(Element and region listings)
= = = = =
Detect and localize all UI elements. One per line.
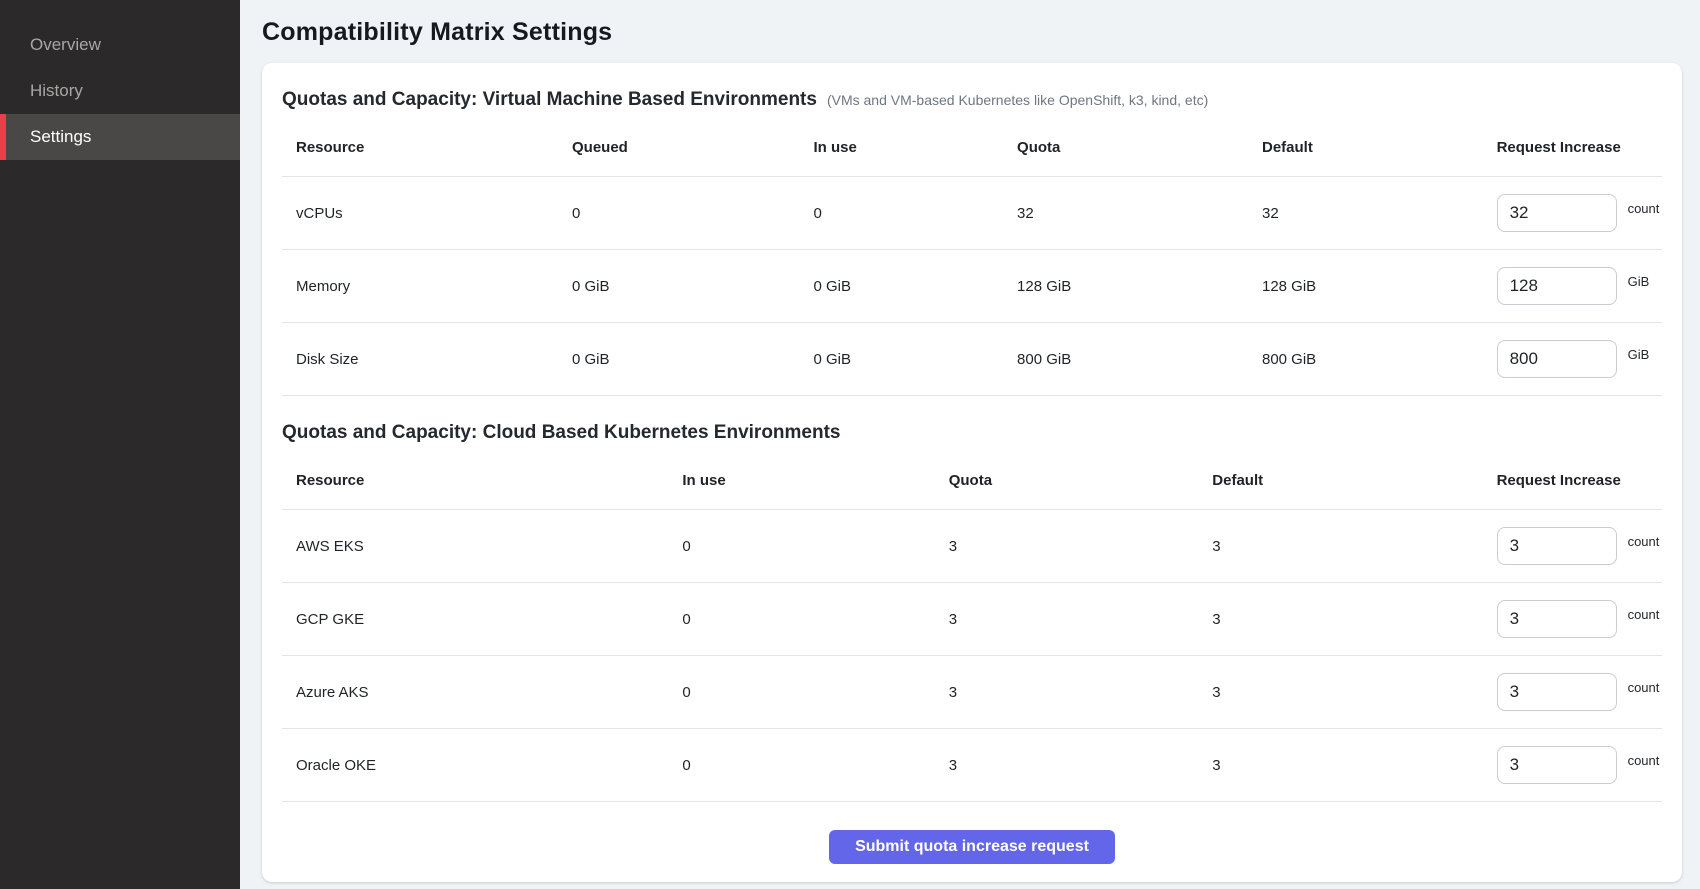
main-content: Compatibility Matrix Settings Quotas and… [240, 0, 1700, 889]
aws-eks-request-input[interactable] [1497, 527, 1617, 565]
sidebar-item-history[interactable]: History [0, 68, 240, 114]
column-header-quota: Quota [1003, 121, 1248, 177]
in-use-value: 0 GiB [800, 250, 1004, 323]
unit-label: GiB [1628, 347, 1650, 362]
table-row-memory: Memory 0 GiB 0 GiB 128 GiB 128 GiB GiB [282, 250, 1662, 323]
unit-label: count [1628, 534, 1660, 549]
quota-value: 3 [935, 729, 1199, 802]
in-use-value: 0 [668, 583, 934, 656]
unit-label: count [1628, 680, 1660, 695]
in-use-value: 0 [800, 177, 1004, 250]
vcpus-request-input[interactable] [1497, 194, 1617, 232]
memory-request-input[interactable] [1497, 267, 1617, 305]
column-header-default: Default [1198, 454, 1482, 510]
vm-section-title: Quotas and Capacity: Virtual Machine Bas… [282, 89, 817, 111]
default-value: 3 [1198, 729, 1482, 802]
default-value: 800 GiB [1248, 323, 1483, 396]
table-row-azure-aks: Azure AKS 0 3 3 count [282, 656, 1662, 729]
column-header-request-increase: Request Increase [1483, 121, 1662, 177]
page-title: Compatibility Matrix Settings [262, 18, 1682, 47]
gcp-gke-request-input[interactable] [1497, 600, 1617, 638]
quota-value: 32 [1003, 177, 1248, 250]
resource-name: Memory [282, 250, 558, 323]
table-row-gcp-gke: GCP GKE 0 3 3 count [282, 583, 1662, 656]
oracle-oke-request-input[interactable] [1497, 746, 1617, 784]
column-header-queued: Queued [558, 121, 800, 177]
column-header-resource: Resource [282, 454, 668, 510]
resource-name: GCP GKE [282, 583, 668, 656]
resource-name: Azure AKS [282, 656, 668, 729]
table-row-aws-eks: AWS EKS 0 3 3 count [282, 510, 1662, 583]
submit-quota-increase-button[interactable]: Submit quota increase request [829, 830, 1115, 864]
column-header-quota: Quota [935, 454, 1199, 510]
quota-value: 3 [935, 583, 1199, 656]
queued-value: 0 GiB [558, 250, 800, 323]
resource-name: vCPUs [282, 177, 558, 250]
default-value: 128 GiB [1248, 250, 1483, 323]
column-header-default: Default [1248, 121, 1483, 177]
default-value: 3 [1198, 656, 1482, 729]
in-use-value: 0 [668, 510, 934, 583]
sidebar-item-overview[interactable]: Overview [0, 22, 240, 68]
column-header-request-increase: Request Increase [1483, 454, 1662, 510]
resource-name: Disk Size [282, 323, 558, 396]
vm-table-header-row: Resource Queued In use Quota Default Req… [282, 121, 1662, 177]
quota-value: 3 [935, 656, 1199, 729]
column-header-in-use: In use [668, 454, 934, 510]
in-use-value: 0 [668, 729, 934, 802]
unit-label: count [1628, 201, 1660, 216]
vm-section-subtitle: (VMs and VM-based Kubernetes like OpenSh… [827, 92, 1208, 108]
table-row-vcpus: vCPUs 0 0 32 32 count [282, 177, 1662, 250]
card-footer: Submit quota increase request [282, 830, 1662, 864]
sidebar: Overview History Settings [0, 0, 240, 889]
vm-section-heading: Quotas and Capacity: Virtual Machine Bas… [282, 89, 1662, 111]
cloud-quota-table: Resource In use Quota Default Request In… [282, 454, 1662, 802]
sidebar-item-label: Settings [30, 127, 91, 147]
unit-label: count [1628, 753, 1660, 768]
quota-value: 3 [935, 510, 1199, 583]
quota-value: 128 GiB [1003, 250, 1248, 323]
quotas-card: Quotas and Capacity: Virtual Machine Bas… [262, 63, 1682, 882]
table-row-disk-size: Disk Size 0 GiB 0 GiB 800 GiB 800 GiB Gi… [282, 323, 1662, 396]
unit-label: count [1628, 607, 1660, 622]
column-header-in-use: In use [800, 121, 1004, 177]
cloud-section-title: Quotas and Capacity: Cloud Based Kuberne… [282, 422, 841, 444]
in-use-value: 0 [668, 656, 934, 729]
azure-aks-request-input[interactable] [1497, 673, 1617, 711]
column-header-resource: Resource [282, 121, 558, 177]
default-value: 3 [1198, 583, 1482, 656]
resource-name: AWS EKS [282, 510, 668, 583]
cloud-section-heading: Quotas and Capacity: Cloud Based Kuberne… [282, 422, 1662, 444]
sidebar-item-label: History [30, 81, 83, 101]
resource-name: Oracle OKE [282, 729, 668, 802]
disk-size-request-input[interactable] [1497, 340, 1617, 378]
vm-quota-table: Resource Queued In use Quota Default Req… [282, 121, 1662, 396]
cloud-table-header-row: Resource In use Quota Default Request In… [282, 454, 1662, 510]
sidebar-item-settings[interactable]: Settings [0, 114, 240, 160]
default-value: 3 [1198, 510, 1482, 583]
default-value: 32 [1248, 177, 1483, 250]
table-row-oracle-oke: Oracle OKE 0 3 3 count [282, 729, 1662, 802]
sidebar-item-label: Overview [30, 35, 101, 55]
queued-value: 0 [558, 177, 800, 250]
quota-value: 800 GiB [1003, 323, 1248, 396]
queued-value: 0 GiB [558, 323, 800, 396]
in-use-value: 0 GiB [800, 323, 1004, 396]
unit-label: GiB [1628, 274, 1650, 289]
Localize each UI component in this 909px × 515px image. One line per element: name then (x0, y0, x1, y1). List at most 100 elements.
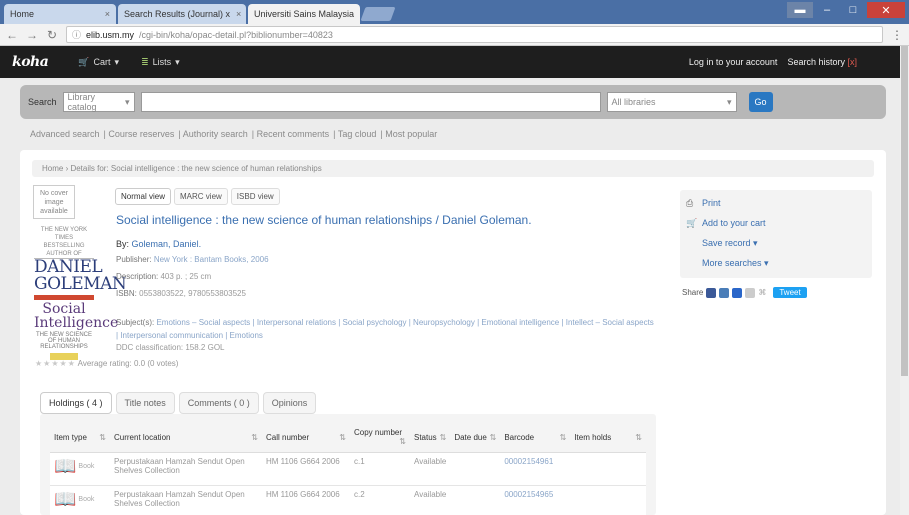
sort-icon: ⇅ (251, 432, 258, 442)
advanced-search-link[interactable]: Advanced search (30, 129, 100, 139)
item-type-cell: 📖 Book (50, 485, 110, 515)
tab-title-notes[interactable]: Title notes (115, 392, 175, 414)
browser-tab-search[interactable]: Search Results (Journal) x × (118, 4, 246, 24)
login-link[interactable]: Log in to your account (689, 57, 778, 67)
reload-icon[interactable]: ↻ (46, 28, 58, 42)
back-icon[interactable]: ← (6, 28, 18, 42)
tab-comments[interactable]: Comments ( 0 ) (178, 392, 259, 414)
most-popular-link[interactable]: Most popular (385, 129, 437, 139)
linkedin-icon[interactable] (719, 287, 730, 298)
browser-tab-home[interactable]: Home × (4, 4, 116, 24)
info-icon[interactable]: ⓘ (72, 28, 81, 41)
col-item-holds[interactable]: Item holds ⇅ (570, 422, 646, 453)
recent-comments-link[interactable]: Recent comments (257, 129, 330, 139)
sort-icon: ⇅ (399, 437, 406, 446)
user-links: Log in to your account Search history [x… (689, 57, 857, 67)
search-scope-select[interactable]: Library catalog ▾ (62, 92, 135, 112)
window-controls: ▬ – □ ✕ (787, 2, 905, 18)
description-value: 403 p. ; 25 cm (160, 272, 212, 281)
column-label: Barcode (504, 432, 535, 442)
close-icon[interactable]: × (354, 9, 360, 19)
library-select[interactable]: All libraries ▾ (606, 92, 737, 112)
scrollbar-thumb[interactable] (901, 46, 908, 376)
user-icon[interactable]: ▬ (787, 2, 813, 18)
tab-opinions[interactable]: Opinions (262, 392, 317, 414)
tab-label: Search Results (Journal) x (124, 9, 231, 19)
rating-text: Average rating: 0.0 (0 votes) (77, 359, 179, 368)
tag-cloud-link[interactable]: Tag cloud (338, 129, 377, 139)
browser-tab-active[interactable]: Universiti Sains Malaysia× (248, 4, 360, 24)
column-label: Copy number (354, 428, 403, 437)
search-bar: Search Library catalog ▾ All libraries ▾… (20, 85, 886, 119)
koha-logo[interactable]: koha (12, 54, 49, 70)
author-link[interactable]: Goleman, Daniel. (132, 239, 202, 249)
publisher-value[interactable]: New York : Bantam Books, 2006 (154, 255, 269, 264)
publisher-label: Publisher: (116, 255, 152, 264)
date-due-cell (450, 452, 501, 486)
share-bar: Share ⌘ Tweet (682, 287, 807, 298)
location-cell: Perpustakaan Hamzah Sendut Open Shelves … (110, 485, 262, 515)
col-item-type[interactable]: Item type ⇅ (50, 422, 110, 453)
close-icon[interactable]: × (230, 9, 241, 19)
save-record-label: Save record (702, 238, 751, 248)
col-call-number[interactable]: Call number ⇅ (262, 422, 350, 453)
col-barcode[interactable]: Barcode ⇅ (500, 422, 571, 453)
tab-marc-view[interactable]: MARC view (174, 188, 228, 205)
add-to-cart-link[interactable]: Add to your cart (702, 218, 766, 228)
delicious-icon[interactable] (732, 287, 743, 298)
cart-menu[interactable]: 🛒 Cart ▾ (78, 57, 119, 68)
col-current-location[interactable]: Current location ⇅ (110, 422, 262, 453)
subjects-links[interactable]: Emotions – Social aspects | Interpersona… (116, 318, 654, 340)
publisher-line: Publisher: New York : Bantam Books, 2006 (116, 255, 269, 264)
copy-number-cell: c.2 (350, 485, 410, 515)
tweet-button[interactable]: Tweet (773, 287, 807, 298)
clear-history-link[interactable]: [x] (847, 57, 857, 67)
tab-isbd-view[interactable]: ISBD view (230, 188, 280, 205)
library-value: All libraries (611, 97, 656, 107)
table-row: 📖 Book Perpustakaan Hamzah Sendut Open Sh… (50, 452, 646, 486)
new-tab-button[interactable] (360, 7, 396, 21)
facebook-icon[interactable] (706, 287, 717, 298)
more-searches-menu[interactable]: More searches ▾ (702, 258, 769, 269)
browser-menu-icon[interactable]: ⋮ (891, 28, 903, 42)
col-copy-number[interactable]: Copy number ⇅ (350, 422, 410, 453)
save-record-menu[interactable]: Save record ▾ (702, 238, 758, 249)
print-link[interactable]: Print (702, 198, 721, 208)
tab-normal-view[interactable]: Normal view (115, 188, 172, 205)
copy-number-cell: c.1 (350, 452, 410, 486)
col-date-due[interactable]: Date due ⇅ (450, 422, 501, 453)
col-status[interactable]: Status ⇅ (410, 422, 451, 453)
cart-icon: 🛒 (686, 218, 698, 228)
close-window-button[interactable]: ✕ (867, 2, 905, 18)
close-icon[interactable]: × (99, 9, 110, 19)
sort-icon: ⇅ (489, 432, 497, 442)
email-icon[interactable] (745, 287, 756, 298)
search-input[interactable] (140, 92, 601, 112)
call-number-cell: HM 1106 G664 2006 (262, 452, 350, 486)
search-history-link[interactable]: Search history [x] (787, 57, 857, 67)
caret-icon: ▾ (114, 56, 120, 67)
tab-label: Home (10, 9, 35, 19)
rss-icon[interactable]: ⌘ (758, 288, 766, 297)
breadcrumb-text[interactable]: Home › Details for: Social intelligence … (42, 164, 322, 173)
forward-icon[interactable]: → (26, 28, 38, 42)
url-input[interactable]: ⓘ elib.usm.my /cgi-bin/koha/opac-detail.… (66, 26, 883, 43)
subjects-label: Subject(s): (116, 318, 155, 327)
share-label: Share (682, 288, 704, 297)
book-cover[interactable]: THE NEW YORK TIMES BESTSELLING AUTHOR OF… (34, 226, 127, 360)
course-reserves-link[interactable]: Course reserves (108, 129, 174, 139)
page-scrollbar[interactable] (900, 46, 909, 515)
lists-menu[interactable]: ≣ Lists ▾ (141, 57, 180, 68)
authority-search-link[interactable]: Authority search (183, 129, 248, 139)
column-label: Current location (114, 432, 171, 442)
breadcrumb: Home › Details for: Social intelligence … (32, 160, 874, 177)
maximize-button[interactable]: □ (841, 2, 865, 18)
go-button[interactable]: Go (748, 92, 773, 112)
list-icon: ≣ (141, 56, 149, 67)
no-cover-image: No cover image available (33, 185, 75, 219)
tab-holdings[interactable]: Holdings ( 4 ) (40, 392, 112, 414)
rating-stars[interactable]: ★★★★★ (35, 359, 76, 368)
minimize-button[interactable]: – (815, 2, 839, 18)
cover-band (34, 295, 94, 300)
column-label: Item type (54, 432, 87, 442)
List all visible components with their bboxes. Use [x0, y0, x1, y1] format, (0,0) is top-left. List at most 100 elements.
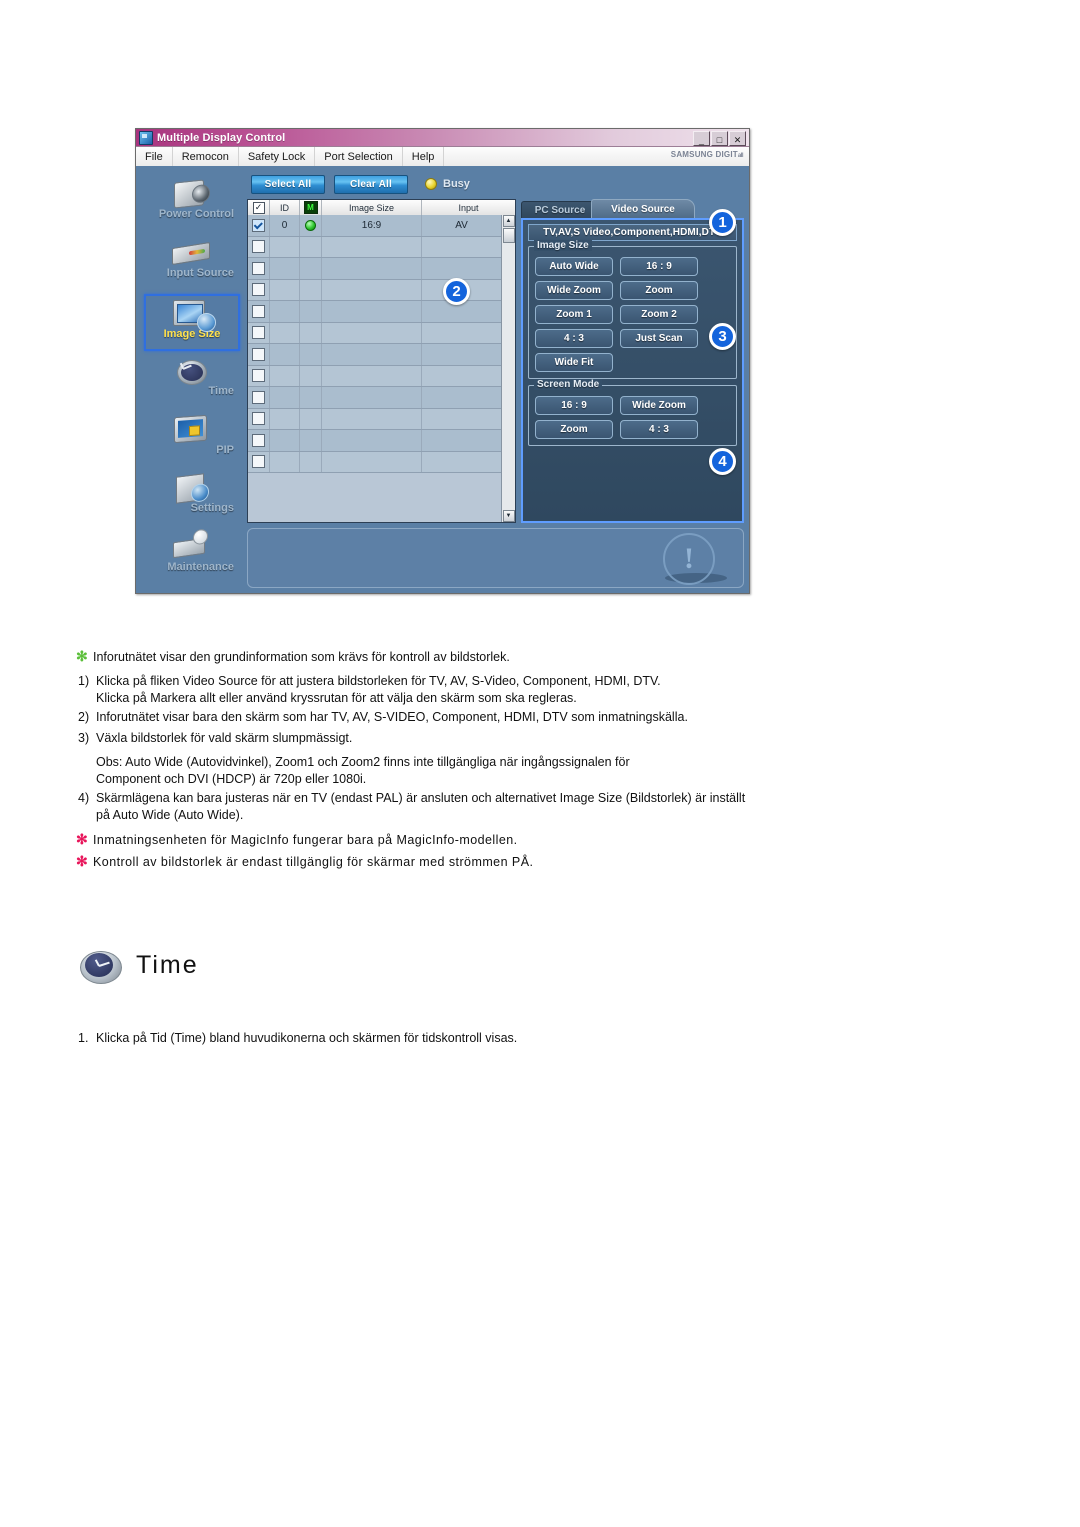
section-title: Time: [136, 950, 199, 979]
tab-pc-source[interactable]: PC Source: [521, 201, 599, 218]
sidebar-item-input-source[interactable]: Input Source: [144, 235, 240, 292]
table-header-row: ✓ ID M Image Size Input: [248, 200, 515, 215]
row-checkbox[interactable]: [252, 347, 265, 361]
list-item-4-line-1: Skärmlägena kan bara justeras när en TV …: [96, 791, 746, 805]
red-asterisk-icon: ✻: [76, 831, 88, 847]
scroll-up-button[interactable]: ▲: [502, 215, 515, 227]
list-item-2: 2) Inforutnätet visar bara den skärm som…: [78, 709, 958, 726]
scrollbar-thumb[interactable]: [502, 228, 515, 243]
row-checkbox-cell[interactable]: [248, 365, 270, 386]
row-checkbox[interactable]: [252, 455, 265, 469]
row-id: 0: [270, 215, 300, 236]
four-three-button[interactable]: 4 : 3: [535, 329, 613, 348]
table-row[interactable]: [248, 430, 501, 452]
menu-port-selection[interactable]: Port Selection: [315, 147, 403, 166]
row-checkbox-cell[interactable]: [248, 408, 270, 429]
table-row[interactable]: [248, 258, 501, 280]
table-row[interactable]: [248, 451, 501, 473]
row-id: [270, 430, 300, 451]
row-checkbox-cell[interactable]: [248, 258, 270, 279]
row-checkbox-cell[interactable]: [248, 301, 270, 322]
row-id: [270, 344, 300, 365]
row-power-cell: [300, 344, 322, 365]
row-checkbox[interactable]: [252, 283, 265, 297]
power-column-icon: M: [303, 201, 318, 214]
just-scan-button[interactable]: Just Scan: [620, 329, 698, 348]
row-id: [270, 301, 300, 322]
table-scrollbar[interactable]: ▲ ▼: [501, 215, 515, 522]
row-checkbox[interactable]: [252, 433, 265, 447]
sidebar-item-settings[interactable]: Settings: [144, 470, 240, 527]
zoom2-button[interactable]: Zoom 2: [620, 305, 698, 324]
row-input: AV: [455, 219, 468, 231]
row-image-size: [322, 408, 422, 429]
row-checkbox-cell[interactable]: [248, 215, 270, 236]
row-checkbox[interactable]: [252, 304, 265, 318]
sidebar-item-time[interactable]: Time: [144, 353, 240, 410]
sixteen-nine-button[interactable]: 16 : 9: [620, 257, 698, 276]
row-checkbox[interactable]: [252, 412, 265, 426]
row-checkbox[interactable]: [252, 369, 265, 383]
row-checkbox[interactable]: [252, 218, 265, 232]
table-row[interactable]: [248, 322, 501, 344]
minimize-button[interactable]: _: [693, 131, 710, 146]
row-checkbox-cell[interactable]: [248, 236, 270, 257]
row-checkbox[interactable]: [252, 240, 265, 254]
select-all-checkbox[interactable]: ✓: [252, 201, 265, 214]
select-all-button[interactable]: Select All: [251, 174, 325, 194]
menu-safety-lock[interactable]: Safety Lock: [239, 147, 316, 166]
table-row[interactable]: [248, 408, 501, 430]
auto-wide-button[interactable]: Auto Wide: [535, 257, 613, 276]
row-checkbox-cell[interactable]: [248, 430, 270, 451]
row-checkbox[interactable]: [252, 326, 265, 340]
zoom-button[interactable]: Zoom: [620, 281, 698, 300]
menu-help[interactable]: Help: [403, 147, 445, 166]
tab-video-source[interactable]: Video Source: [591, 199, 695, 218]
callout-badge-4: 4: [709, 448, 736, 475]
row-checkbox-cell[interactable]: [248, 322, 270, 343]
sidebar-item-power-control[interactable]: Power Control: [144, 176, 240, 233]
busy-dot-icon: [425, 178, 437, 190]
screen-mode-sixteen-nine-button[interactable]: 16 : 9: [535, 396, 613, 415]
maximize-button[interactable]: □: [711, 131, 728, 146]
= = = = =
Problem to work on. Copy out the lines above, starting at the line that contains "sort-icon: ⇅ (251, 432, 258, 442)" and ending at the line that contains "login-link[interactable]: Log in".

The response.
sort-icon: ⇅ (251, 432, 258, 442)
advanced-search-link[interactable]: Advanced search (30, 129, 100, 139)
item-type-cell: 📖 Book (50, 485, 110, 515)
tab-title-notes[interactable]: Title notes (115, 392, 175, 414)
browser-tab-search[interactable]: Search Results (Journal) x × (118, 4, 246, 24)
login-link[interactable]: Log in to your account (689, 57, 778, 67)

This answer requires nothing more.